— START OF The data —
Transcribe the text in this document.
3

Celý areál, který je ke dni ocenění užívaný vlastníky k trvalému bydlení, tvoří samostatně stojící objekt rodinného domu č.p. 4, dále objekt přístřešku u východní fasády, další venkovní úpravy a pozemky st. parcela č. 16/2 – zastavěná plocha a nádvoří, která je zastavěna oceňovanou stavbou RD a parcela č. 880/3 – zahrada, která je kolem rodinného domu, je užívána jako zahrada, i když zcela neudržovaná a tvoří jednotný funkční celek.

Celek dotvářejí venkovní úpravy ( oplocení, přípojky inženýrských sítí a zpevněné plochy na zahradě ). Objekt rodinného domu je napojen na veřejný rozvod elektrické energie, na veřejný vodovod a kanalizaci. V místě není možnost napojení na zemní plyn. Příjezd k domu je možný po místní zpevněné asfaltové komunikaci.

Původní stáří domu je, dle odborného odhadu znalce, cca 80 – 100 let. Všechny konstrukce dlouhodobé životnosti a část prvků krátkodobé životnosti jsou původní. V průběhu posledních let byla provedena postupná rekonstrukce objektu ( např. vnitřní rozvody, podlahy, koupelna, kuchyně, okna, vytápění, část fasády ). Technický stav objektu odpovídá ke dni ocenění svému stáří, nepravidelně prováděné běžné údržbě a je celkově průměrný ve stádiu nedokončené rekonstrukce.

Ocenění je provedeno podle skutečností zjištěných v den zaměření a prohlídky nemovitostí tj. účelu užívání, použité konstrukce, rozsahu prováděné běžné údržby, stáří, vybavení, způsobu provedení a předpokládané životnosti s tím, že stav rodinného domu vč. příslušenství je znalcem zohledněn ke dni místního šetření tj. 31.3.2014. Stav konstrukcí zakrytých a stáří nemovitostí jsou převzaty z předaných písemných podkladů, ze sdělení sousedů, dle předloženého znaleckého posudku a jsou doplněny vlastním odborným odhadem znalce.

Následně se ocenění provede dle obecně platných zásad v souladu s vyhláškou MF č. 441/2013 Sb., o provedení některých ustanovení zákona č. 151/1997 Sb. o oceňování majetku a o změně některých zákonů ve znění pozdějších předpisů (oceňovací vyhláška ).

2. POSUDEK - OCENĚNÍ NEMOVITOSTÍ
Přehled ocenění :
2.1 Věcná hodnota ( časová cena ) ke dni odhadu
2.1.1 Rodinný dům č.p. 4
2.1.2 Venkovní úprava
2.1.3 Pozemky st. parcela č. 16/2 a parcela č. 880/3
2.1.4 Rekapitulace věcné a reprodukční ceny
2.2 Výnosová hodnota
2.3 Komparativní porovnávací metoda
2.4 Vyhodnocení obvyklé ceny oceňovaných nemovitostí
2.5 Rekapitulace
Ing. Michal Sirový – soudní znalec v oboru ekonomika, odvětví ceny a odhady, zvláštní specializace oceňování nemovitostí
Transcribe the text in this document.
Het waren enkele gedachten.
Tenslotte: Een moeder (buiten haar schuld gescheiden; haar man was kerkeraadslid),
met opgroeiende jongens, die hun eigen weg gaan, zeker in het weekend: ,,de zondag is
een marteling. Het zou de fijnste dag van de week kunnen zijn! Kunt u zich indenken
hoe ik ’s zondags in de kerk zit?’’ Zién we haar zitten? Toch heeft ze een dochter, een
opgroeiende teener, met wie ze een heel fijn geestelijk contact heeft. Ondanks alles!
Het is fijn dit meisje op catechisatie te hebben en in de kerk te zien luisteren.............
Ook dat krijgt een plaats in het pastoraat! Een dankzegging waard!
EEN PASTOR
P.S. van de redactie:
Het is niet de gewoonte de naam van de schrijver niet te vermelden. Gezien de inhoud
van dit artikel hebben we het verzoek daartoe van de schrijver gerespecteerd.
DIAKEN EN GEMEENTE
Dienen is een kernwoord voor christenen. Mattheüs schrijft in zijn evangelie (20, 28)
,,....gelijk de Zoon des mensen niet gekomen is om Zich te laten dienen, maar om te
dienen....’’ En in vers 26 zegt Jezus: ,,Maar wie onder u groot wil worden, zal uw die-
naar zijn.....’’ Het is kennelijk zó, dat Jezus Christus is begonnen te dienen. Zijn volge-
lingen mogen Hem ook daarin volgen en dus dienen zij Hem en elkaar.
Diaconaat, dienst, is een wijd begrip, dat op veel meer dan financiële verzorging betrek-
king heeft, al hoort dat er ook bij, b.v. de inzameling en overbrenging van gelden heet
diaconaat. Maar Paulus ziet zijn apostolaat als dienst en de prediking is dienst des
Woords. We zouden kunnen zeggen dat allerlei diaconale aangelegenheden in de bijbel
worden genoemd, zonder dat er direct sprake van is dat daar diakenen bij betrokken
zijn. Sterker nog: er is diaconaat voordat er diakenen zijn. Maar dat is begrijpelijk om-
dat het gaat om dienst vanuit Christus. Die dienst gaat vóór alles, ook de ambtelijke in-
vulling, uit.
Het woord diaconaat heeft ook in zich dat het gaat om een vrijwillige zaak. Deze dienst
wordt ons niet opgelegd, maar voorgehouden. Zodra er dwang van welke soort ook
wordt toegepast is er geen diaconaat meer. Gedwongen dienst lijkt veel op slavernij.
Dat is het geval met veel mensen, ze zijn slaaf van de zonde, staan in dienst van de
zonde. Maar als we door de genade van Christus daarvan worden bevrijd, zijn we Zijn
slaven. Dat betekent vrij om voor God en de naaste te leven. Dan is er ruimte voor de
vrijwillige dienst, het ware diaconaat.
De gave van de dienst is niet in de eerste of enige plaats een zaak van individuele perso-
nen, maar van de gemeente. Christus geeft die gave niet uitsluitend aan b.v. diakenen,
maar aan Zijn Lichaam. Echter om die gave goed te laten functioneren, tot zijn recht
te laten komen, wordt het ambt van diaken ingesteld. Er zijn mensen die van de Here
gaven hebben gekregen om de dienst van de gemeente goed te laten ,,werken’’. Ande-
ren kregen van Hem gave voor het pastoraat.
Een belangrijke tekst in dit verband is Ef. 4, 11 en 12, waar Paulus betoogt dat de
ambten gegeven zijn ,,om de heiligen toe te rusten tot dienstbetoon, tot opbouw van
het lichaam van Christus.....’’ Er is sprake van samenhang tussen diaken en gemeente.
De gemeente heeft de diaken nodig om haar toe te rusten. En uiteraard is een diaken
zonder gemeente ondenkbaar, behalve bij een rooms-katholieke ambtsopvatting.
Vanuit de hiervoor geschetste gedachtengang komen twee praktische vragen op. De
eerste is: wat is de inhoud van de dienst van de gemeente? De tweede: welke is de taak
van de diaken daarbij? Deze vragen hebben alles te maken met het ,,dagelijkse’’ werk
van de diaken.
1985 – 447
— END OF The data —
Exercise aim> Look for the word "plaats" in every line of the listing and copy the lines that have it.

Response to the exercise>
Ook dat krijgt een plaats in het pastoraat! Een dankzegging waard!
De gave van de dienst is niet in de eerste of enige plaats een zaak van individuele perso-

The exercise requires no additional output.